**READING PASSAGE**
The trouble with this approach is that once a child branch is merged into its parent, those commits are considered to be part of the parent even if development on the child branch continues. Although this makes sense semantically, it does not produce the result you say you want.

Some Best Practices

Here are some best practices to make this particular problem easier to solve in the future. Most if not all of these can be enforced via clever use of hooks in the shared repository.

Only one task per branch. Multiple tasks are prohibited.
NEVER permit development to continue on a child branch once it has been merged to its parent. Merging implies that a task is done, end of story. Answers to anticipated questions:
- Q: What if I discover a bug in the child branch? A: Start a new branch off of the parent. Do NOT continue development on the child branch.
- Q: What if the new feature isn't done yet? A: Then why did you merge the branch? Perhaps you merged a complete subtask; if so, the remaining subtasks should go on their own branches off of the parent branch. Do NOT continue development on the child branch.
Forbid the use of git pull
A child branch must not be merged into its parent unless all of its children branches have been merged into it.
If the branch does not have any children branches, consider rebasing it onto the parent branch before merging with --no-ff. If it does have children branches, you can still rebase, but please preserve the --no-ff merges of the children branches (this is trickier than it should be).
Merge the parent branch into the child branch frequently to make merge conflicts easier to resolve.
Avoid merging a grandparent branch directly into its grandchild branch—merge into the child first, then merge the child into the grandchild.

If all of your developers follow these rules, then a simple:

git rev-list --first-parent --no-merges parent-branch..child-branch

is all you need to see the commits that were made on that branch minus the commits made on its children branches.

回答4:

I would suggest doing it kind of the way you described it. But I would work on the output of git log --format="%H:%P:%s" ^origin/master origin/branch1 origin/branch2, so you can do better tree-walking.

Build a proper tree structure from the output, marking parents and children.
Start walking from the heads (get their SHAs from git rev-parse). Mark every commit with the names of the head you came from and its distance.
- For not-first-parent steps (the other part of the merge), I would add 100 to the distance.

**SHORT PROBLEM**
Resume the git branch passage, picking up right after its final line. These rows have no connection to the git branch passage.

Image element boxes:
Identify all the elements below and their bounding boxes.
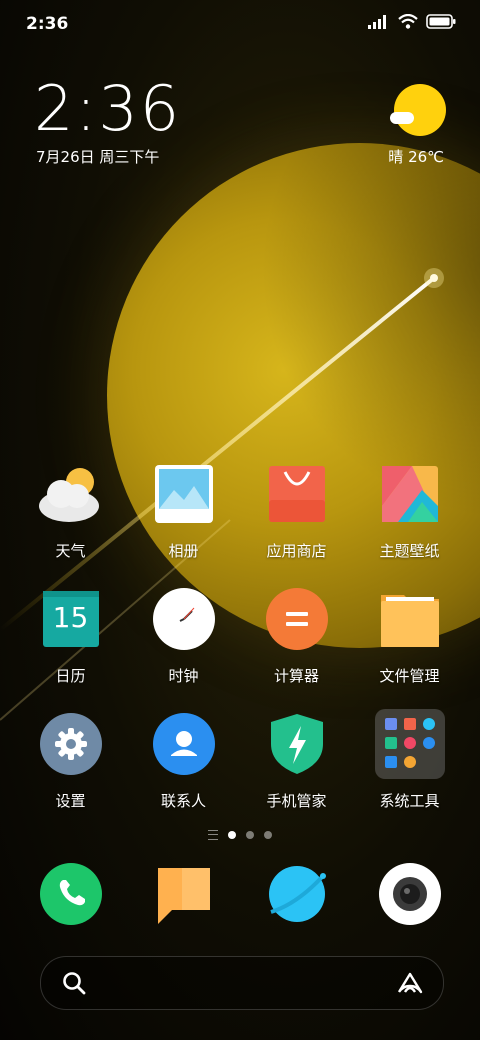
app-themes[interactable]: 主题壁纸 <box>353 462 466 561</box>
weather-widget[interactable]: 晴 26℃ <box>374 84 446 166</box>
status-time: 2:36 <box>26 14 69 34</box>
app-label: 手机管家 <box>266 792 327 810</box>
status-bar: 2:36 <box>0 0 480 50</box>
wifi-icon <box>398 14 418 29</box>
clock-icon <box>152 587 216 651</box>
file-manager-icon <box>378 587 442 651</box>
dock-app-phone[interactable] <box>14 862 127 926</box>
calendar-icon: 15 <box>39 587 103 651</box>
signal-icon <box>368 14 386 29</box>
app-label: 相册 <box>168 542 199 560</box>
battery-icon <box>426 14 456 29</box>
security-icon <box>265 712 329 776</box>
dock-app-messages[interactable] <box>127 862 240 926</box>
app-label: 计算器 <box>273 667 319 685</box>
app-weather[interactable]: 天气 <box>14 462 127 561</box>
app-file-manager[interactable]: 文件管理 <box>353 587 466 686</box>
system-tools-folder-icon <box>374 709 445 779</box>
sunny-icon <box>390 84 446 136</box>
messages-icon <box>152 862 216 926</box>
settings-icon <box>39 712 103 776</box>
app-calculator[interactable]: 计算器 <box>240 587 353 686</box>
camera-icon <box>378 862 442 926</box>
app-label: 天气 <box>55 542 86 560</box>
app-clock[interactable]: 时钟 <box>127 587 240 686</box>
app-label: 系统工具 <box>379 792 440 810</box>
wallpaper-planet <box>107 143 480 648</box>
app-label: 时钟 <box>168 667 199 685</box>
app-label: 主题壁纸 <box>379 542 440 560</box>
app-settings[interactable]: 设置 <box>14 712 127 811</box>
app-store[interactable]: 应用商店 <box>240 462 353 561</box>
cloud-icon <box>390 112 414 124</box>
clock-widget-date[interactable]: 7月26日 周三下午 <box>36 146 159 167</box>
app-label: 设置 <box>55 792 86 810</box>
dock <box>14 862 466 926</box>
app-contacts[interactable]: 联系人 <box>127 712 240 811</box>
phone-icon <box>39 862 103 926</box>
search-bar[interactable] <box>40 956 444 1010</box>
weather-icon <box>38 462 103 526</box>
app-store-icon <box>265 462 329 526</box>
app-list-icon[interactable] <box>208 830 218 840</box>
themes-icon <box>378 462 442 526</box>
page-dot <box>264 831 272 839</box>
assistant-icon[interactable] <box>395 970 425 996</box>
page-dot-active <box>228 831 236 839</box>
app-gallery[interactable]: 相册 <box>127 462 240 561</box>
app-label: 日历 <box>55 667 86 685</box>
app-system-tools-folder[interactable]: 系统工具 <box>353 709 466 811</box>
app-label: 文件管理 <box>379 667 440 685</box>
clock-widget-time[interactable]: 2:36 <box>34 72 181 145</box>
contacts-icon <box>152 712 216 776</box>
weather-widget-text: 晴 26℃ <box>388 148 444 166</box>
dock-app-browser[interactable] <box>240 862 353 926</box>
gallery-icon <box>152 462 216 526</box>
status-icons <box>368 14 456 29</box>
dock-app-camera[interactable] <box>353 862 466 926</box>
search-icon <box>63 972 86 995</box>
app-calendar[interactable]: 15 日历 <box>14 587 127 686</box>
calculator-icon <box>265 587 329 651</box>
page-dot <box>246 831 254 839</box>
browser-icon <box>265 862 329 926</box>
app-label: 联系人 <box>160 792 206 810</box>
calendar-day: 15 <box>52 601 89 634</box>
page-indicator[interactable] <box>0 830 480 840</box>
app-label: 应用商店 <box>266 542 327 560</box>
app-security[interactable]: 手机管家 <box>240 712 353 811</box>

**REPLY**
- If you meet a merge commit, check what it says about which branch was merged into which. Use this information when following the two parent links: If the parsed name of the branch you are going to does not match your current HEAD, add 10000 to the distance.
- For both of the parents: you now know their name. Add all their children that they are first-parent to to a dict: commit -> known-name.
Take your dict of known-named commits and start walking up the tree (towards the children, not the parents). Substract 10000 from the distance from the merged-into branch. While doing this walk to not go to commits that you are not first-parent to and stop as soon as you hit a branch-point (a commit that has two children). Also stop if you hit one of your branch-heads.

Now for each of your commits, you will have a list of distance values (that might be negative) to your branch heads. For each commit, the branch with the least distance is the one the commit was most likely created on.

If you have time, you might want to walk the whole history and then substract the history of master – that might give slightly better results if your branches have been merged into master before.

Couldn’t resist: Made a python script that does what I described. But with one change: with every normal step, the distance is not increased, but decreased. This has the effect that branches that lived longer after a merge-point are preferred, which I personally like more. Here it is: https://gist.github.com/Chronial/5275577

Usage: simply run git-annotate-log.py ^origin/master origin/branch1 origin/branch2 check the quality of the results (will output a git log tree with annotations).